Dataset records:
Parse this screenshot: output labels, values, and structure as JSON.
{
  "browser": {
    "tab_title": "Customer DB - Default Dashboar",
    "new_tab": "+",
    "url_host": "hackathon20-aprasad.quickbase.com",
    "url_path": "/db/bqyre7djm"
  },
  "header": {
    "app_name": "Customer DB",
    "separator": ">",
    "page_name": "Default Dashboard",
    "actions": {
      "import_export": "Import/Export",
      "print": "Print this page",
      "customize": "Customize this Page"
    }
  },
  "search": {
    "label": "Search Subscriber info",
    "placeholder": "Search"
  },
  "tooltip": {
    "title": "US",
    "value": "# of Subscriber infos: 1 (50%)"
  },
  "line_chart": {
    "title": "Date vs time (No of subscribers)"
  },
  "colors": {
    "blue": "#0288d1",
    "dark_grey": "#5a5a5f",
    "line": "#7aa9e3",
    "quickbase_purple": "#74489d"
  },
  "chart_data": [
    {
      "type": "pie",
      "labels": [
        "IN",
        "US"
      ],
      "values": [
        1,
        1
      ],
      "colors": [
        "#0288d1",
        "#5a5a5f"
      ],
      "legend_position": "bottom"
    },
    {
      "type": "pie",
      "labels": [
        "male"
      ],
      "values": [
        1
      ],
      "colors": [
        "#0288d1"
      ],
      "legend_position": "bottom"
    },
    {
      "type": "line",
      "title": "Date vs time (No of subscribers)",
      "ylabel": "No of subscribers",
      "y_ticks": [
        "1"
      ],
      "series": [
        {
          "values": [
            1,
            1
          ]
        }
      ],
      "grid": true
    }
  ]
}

DIRECTIVE -> Take the material above and return all of it exactly.

RESPONSE TO THE EXERCISE ->
Parse this screenshot: output labels, values, and structure as JSON.
{
  "browser": {
    "tab_title": "Customer DB - Default Dashboar",
    "new_tab": "+",
    "url_host": "hackathon20-aprasad.quickbase.com",
    "url_path": "/db/bqyre7djm"
  },
  "header": {
    "app_name": "Customer DB",
    "separator": ">",
    "page_name": "Default Dashboard",
    "actions": {
      "import_export": "Import/Export",
      "print": "Print this page",
      "customize": "Customize this Page"
    }
  },
  "search": {
    "label": "Search Subscriber info",
    "placeholder": "Search"
  },
  "tooltip": {
    "title": "US",
    "value": "# of Subscriber infos: 1 (50%)"
  },
  "line_chart": {
    "title": "Date vs time (No of subscribers)"
  },
  "colors": {
    "blue": "#0288d1",
    "dark_grey": "#5a5a5f",
    "line": "#7aa9e3",
    "quickbase_purple": "#74489d"
  },
  "chart_data": [
    {
      "type": "pie",
      "labels": [
        "IN",
        "US"
      ],
      "values": [
        1,
        1
      ],
      "colors": [
        "#0288d1",
        "#5a5a5f"
      ],
      "legend_position": "bottom"
    },
    {
      "type": "pie",
      "labels": [
        "male"
      ],
      "values": [
        1
      ],
      "colors": [
        "#0288d1"
      ],
      "legend_position": "bottom"
    },
    {
      "type": "line",
      "title": "Date vs time (No of subscribers)",
      "ylabel": "No of subscribers",
      "y_ticks": [
        "1"
      ],
      "series": [
        {
          "values": [
            1,
            1
          ]
        }
      ],
      "grid": true
    }
  ]
}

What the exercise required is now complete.